§ **SET EXERCISE**: From the records below, pull each line that has "релия".

§ **Records from a data source**:
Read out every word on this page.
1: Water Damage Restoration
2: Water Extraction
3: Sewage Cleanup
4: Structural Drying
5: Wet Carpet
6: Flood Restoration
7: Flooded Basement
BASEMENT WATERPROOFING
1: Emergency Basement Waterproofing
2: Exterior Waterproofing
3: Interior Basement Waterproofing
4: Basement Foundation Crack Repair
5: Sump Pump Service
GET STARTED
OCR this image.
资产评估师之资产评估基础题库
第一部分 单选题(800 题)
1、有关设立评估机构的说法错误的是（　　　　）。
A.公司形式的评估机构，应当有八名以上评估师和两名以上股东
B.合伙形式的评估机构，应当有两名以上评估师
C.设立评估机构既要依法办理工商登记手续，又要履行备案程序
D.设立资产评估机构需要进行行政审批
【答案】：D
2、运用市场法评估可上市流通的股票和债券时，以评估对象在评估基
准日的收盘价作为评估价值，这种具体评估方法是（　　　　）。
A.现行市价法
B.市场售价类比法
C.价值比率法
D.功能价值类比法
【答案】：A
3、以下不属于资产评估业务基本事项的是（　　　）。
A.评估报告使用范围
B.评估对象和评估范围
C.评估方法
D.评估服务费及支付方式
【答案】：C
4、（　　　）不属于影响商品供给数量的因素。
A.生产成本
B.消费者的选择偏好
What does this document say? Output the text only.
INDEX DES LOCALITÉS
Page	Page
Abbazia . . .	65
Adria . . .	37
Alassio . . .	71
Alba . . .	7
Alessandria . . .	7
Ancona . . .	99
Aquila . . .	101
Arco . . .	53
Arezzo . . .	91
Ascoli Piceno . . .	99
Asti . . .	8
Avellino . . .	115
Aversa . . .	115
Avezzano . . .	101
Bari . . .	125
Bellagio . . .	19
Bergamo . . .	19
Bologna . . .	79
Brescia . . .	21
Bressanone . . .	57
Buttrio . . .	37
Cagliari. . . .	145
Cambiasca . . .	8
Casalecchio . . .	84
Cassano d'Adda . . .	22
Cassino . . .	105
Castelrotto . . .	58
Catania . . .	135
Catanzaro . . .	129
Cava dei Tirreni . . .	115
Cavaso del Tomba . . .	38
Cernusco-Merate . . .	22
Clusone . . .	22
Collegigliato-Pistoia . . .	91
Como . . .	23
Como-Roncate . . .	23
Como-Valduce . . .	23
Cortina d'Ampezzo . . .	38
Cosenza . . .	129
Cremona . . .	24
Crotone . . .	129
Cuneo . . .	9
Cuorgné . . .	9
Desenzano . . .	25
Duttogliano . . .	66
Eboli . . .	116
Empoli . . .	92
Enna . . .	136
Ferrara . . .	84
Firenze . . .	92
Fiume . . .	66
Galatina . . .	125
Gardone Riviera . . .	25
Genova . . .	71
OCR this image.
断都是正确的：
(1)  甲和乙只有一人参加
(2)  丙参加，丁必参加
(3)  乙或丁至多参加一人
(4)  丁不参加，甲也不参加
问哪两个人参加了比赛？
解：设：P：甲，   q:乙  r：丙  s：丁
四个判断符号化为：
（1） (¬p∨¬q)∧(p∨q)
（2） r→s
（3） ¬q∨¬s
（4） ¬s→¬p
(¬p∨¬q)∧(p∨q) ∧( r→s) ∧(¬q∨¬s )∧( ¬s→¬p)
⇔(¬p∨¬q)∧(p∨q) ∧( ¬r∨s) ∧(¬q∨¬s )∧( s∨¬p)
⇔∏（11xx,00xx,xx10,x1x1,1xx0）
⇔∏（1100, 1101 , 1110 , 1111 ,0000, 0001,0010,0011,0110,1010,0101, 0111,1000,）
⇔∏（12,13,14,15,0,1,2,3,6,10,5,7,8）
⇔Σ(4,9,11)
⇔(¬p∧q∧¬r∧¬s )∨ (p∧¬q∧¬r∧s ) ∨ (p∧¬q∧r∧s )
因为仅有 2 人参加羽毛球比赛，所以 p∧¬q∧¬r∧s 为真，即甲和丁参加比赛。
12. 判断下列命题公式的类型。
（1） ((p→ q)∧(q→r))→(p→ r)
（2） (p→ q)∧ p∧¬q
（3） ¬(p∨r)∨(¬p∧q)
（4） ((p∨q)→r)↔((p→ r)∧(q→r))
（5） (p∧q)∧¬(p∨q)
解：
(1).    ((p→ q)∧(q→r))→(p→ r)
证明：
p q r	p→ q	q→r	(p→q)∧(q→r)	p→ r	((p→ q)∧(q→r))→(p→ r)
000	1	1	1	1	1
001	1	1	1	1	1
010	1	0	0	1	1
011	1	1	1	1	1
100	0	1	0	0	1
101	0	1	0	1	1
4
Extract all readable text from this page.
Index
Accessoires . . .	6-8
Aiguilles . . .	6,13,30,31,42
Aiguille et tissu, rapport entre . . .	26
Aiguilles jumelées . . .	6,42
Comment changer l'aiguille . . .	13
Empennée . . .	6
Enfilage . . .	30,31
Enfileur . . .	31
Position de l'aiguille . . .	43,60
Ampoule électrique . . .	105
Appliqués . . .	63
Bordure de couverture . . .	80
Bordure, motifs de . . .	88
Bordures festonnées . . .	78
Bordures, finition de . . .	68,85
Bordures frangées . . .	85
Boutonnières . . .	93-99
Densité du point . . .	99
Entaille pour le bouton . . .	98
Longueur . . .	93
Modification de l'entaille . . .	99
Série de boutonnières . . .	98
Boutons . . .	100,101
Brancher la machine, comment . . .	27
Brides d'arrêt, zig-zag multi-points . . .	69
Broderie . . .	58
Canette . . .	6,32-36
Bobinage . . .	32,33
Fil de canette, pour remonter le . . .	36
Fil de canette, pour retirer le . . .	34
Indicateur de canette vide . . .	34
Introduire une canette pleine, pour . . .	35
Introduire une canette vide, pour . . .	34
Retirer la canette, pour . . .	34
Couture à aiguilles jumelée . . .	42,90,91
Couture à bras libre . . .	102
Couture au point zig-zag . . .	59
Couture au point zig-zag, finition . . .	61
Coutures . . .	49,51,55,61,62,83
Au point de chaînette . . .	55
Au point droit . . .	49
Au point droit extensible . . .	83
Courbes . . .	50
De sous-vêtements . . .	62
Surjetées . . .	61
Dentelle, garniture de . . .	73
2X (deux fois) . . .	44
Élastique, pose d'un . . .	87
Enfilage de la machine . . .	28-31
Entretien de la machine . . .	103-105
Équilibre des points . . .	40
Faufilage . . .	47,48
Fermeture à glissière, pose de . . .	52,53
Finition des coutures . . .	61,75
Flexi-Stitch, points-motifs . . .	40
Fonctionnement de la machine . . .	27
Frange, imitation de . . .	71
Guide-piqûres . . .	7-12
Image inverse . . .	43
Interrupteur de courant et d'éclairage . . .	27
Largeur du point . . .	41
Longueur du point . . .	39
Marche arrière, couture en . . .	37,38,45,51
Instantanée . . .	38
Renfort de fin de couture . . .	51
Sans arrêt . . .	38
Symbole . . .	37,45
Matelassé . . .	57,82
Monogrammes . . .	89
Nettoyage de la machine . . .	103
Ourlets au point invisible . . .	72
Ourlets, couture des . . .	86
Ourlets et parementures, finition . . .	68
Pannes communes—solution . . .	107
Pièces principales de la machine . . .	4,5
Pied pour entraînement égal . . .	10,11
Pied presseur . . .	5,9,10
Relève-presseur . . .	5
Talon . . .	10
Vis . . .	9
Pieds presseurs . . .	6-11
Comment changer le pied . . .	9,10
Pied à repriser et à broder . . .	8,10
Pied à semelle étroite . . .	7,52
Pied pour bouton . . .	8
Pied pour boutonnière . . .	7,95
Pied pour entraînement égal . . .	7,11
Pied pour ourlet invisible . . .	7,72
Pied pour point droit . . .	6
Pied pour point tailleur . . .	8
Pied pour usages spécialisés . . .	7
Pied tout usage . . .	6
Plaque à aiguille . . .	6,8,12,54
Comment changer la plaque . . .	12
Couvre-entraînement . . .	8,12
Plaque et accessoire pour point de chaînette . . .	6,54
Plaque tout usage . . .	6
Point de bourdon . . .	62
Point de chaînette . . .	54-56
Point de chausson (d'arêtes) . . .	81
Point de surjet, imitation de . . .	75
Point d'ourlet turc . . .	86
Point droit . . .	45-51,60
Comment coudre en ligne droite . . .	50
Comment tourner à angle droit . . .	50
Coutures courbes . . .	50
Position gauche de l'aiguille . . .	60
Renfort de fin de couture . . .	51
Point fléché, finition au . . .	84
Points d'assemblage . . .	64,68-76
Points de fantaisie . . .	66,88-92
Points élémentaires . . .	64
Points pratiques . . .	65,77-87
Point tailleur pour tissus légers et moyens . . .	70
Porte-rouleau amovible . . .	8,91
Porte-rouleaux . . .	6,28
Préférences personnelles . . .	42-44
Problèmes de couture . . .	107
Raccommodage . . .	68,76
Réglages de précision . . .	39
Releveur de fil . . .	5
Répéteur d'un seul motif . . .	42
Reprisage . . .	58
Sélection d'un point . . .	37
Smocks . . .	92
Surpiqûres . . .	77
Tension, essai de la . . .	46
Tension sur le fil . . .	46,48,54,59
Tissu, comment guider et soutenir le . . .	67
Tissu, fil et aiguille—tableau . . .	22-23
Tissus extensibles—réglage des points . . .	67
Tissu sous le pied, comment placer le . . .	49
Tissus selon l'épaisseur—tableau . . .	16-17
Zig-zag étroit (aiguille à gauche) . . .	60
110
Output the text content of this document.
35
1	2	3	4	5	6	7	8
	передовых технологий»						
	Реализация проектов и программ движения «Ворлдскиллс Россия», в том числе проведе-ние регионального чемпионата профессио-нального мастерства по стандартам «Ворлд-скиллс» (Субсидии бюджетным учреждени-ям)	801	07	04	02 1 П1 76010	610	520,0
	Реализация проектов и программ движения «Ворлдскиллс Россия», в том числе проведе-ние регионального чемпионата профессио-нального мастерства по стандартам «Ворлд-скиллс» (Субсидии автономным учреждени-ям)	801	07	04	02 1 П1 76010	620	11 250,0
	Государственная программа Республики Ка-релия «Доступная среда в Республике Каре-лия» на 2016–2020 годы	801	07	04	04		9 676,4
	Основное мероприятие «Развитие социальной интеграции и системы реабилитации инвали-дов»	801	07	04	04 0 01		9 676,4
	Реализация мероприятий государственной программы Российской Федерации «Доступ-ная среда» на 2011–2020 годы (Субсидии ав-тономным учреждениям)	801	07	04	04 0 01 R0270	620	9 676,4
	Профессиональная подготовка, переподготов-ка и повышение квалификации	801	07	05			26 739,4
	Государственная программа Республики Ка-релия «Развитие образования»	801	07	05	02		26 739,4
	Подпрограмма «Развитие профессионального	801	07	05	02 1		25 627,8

§ **WRITTEN SOLUTION**:
	Государственная программа Республики Ка-релия «Доступная среда в Республике Каре-лия» на 2016–2020 годы	801	07	04	04		9 676,4
	Государственная программа Республики Ка-релия «Развитие образования»	801	07	05	02		26 739,4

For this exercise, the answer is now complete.